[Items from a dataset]
╔══
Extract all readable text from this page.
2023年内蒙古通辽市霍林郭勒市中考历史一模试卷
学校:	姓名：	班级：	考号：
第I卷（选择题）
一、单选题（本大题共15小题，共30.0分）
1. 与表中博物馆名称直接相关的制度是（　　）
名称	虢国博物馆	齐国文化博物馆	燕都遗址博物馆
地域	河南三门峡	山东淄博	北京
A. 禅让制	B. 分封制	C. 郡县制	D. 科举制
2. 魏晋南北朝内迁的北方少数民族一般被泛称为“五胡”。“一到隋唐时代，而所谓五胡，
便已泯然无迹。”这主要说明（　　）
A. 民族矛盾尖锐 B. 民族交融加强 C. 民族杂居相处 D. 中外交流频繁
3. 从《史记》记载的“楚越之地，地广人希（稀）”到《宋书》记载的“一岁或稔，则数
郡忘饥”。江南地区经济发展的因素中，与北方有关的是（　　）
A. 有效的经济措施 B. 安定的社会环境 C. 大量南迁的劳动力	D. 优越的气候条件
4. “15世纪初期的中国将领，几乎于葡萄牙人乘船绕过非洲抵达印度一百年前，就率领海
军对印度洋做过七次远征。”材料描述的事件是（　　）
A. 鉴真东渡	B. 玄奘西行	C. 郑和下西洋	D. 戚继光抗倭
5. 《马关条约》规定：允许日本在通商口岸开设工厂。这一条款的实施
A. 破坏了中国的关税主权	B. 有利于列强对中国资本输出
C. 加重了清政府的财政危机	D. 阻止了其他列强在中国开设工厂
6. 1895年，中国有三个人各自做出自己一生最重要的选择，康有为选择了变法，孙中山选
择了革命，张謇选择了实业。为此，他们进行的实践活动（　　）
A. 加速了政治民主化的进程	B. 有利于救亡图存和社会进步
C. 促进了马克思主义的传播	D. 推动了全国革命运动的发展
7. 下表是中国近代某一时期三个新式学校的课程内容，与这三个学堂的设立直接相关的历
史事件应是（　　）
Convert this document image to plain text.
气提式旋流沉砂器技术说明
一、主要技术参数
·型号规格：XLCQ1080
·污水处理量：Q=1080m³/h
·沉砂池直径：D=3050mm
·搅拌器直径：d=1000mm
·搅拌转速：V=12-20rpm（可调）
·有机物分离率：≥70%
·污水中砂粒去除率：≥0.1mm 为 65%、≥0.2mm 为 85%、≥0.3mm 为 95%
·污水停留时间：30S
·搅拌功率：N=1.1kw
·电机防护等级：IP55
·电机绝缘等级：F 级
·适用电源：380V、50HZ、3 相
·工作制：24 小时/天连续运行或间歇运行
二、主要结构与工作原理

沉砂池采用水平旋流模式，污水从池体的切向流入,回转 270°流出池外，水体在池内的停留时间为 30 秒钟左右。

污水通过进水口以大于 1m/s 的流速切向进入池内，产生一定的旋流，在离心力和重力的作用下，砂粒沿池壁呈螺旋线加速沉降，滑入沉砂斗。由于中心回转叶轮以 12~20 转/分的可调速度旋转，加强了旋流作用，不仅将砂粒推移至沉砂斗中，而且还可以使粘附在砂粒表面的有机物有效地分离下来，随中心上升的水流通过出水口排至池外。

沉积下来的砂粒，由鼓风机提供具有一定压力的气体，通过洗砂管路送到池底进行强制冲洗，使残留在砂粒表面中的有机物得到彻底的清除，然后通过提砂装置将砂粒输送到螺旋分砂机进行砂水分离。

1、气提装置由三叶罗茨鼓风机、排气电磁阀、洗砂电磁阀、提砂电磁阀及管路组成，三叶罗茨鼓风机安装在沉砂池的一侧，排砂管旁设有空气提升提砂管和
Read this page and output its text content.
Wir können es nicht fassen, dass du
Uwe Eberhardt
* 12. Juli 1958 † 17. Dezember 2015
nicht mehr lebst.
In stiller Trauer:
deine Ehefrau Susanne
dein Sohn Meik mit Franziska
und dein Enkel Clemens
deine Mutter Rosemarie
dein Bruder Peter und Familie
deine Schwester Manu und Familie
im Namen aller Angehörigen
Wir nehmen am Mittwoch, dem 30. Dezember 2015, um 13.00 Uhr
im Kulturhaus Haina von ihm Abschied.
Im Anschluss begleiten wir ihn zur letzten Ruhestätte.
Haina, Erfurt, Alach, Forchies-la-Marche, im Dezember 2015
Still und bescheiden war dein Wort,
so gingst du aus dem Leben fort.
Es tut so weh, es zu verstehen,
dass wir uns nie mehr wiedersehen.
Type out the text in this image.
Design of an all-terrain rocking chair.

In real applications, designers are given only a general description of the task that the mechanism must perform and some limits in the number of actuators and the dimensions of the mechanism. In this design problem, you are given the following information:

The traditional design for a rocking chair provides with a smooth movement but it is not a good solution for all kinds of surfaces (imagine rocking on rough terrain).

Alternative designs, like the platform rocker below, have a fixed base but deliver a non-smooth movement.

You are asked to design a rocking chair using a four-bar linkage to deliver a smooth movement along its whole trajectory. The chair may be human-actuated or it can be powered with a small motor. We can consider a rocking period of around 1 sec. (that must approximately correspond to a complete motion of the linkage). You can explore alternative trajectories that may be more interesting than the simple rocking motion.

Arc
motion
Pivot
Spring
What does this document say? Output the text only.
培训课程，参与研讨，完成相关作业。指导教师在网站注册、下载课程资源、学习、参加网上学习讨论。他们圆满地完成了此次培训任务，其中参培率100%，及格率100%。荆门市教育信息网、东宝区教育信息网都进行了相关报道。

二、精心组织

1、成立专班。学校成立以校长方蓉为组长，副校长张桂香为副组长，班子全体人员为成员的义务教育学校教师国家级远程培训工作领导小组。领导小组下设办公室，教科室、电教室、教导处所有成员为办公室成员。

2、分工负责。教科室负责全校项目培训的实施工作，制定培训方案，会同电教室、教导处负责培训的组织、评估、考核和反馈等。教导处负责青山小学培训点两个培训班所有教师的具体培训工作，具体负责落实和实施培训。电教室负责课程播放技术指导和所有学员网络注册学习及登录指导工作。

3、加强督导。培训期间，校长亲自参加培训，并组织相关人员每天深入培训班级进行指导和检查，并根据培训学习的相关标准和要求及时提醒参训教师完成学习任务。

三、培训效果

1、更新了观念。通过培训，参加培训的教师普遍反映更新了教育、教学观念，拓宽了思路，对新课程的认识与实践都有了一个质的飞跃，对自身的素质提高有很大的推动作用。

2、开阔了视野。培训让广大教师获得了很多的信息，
╚══
◆ Problem details ◆
Copy each line of the entries that includes the word "only".

◆ Exercise output ◆
In real applications, designers are given only a general description of the task that the mechanism must perform and some limits in the number of actuators and the dimensions of the mechanism. In this design problem, you are given the following information:
What does this document say? Output the text only.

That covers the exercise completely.